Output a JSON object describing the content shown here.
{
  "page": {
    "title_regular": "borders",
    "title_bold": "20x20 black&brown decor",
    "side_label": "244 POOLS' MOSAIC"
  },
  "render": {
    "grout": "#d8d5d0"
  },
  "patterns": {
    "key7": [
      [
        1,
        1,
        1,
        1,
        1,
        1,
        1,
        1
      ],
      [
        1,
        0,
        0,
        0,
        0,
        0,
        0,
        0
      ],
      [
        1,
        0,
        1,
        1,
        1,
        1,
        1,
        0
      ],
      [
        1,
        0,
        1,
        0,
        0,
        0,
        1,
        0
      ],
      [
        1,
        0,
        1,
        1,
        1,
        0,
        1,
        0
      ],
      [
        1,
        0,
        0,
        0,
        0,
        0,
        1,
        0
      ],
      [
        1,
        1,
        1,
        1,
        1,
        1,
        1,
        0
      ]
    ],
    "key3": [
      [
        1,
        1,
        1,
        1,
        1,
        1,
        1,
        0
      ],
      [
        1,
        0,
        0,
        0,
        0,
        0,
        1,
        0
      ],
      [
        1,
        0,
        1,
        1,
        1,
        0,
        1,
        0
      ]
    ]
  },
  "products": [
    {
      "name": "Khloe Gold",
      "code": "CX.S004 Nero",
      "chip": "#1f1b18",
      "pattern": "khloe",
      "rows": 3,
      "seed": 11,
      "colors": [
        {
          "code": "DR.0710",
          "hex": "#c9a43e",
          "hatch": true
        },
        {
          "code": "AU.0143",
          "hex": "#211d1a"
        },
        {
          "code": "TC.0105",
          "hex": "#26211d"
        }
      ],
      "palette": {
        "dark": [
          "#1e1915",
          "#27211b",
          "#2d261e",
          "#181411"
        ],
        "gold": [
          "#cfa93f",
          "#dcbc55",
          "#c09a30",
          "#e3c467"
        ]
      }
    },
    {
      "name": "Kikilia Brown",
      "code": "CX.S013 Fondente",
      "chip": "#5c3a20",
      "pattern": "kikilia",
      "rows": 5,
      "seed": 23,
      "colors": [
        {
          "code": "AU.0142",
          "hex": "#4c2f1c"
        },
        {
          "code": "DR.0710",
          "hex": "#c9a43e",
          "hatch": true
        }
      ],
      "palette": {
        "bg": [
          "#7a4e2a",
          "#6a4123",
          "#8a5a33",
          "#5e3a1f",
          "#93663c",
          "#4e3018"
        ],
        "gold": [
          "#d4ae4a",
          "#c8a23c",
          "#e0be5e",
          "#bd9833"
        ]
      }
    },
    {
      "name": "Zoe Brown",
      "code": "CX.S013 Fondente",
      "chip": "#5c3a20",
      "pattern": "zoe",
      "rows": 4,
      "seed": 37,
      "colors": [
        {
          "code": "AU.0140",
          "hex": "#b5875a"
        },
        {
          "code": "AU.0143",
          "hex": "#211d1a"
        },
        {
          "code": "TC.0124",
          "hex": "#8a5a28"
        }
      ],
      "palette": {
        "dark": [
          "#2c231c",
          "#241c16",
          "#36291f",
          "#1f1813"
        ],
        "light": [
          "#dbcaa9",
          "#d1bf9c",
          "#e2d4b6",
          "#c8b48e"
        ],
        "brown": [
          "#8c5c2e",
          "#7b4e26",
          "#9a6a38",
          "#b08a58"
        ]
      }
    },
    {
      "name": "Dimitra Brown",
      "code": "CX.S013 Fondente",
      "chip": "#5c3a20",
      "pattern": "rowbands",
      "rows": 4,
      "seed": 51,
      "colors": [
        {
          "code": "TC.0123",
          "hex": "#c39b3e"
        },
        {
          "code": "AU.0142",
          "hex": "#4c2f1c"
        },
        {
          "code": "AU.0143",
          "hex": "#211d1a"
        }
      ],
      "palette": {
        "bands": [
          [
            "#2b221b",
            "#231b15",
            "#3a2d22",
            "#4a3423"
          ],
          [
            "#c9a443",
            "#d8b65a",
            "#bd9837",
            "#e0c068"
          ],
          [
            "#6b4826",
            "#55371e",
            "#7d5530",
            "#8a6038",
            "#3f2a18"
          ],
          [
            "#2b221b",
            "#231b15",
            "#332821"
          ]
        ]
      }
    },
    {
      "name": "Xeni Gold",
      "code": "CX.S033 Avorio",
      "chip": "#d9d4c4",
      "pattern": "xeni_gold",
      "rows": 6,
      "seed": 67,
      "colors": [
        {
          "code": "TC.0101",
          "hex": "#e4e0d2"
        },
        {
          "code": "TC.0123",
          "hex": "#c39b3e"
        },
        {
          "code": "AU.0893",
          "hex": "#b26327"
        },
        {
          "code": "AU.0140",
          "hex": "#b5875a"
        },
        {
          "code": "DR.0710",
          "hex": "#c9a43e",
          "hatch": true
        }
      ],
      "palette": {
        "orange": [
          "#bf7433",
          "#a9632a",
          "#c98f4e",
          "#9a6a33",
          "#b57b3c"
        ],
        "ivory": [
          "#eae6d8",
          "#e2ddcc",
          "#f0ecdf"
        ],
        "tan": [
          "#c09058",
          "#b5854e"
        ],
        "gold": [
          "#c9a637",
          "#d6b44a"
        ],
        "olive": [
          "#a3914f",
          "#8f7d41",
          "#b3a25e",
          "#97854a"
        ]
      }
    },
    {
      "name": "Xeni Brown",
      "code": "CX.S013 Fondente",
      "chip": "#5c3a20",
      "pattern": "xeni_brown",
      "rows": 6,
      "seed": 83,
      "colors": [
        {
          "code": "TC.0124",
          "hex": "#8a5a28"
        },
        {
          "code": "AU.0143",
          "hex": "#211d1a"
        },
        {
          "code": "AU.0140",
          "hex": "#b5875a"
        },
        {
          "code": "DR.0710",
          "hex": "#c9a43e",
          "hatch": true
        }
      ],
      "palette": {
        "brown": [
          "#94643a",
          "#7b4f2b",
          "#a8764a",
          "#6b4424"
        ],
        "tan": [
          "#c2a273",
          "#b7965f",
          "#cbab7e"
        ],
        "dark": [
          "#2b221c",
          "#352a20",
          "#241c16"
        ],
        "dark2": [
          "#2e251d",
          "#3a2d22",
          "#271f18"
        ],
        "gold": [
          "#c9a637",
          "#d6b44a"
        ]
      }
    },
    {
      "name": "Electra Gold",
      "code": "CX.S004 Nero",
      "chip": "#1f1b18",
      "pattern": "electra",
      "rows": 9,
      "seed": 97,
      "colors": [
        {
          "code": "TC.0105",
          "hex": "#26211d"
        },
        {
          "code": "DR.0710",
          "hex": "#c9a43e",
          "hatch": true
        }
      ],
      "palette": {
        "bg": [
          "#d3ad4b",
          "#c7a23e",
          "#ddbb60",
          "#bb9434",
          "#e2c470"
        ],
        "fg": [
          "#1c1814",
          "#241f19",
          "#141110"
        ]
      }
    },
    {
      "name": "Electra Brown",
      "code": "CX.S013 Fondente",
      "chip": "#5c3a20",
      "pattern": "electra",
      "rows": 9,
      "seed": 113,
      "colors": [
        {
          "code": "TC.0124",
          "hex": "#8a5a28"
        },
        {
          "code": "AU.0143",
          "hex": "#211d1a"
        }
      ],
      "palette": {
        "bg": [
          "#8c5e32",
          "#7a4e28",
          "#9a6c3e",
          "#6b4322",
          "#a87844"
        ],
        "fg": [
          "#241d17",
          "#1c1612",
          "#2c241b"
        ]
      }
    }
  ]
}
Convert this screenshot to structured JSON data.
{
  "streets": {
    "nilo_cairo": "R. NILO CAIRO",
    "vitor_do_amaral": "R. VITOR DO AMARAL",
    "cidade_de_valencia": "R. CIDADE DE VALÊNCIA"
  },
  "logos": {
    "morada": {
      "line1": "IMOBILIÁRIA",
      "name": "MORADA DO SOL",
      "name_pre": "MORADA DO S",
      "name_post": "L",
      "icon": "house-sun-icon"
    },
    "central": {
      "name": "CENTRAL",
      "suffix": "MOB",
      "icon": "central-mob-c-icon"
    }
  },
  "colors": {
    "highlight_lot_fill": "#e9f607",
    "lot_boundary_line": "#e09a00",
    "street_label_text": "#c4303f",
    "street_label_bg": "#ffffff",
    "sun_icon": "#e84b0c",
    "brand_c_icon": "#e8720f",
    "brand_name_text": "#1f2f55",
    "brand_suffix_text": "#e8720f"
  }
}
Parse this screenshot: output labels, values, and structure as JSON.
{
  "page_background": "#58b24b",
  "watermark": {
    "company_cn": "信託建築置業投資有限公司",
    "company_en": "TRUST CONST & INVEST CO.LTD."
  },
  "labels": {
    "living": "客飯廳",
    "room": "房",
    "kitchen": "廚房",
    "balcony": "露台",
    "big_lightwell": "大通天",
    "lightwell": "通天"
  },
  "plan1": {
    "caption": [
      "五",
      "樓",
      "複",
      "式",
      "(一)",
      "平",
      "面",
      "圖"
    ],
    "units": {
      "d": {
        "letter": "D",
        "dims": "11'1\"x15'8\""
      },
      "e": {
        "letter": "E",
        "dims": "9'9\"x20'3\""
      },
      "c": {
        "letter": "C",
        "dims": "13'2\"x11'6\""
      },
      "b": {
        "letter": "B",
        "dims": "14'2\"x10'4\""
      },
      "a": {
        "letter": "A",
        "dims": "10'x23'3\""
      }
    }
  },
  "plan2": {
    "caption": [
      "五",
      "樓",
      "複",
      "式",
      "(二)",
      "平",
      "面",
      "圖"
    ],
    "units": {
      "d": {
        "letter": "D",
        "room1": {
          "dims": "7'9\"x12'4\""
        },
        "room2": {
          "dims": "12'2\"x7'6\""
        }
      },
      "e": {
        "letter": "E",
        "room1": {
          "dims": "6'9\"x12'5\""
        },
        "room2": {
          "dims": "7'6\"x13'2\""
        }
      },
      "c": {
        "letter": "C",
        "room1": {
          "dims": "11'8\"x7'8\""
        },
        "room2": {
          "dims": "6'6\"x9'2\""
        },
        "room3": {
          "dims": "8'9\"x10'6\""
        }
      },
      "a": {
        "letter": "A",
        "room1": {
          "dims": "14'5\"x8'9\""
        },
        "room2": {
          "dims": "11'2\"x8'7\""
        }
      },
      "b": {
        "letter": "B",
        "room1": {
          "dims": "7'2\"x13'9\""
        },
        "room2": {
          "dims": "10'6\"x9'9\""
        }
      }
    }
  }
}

——

Look through the material and copy each line that has "seed".

      "seed": 11,
      "seed": 23,
      "seed": 37,
      "seed": 51,
      "seed": 67,
      "seed": 83,
      "seed": 97,
      "seed": 113,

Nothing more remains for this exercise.